■ **WHAT THE EXERCISE ASKS**: Lines containing the string "Cefeu" are to be counted. Write only how many there are.

┏━━

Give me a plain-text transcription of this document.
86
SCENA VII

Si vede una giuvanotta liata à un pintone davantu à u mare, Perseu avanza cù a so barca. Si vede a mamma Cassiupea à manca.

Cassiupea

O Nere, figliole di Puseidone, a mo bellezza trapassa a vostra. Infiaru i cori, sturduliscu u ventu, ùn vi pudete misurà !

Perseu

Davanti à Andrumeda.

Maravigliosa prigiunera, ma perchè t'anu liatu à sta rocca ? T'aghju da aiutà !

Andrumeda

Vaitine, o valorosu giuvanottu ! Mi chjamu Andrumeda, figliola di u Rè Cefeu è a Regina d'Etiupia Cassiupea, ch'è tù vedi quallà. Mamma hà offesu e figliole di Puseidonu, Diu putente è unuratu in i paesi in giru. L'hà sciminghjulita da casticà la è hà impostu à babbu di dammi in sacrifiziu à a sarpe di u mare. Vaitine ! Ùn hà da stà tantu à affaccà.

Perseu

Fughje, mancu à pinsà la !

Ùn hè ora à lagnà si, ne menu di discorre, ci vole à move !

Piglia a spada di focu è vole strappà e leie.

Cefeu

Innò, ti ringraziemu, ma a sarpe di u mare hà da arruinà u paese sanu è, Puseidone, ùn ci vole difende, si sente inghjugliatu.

┗━━

■ **WRITTEN REPLY**: 2